■ **Task prompt**
Each line holding the word "κρουσμάτων" counts once; give the total and nothing more.

Collected data entries:
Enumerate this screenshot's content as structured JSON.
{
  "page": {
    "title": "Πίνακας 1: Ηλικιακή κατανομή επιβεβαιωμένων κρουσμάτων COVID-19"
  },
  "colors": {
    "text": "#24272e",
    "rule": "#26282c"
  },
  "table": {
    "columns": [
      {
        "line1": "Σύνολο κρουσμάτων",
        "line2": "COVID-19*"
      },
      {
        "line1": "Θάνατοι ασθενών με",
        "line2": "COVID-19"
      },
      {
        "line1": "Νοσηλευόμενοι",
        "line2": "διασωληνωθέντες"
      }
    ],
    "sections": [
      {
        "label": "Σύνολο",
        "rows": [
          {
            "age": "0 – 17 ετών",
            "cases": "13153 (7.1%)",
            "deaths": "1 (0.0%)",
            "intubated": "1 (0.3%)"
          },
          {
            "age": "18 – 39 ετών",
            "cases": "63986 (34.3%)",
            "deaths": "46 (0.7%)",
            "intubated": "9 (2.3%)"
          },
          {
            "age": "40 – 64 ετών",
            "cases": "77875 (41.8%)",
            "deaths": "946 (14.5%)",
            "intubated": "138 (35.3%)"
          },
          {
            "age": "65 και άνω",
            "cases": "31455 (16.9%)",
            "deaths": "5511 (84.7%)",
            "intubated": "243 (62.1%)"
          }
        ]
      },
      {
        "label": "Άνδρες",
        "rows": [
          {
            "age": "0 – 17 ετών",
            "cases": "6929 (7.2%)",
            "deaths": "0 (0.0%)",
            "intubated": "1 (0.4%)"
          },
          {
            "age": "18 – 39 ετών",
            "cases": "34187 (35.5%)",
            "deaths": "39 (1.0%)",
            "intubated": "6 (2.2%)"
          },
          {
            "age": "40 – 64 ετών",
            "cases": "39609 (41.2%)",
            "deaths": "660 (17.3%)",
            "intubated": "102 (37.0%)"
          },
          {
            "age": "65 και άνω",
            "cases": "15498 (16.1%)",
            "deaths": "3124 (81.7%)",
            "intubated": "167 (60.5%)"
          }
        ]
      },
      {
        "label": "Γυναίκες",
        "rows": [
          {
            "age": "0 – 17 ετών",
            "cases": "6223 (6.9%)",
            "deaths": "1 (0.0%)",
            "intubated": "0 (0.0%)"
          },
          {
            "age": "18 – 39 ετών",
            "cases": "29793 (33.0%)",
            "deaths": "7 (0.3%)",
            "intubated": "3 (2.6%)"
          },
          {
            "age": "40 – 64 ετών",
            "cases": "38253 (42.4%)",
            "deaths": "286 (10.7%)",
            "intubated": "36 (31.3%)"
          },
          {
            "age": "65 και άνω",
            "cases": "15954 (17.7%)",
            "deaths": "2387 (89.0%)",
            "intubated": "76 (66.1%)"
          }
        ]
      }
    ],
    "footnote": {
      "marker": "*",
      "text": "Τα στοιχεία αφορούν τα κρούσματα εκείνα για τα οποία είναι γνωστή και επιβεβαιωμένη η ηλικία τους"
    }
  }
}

■ **Output below**
2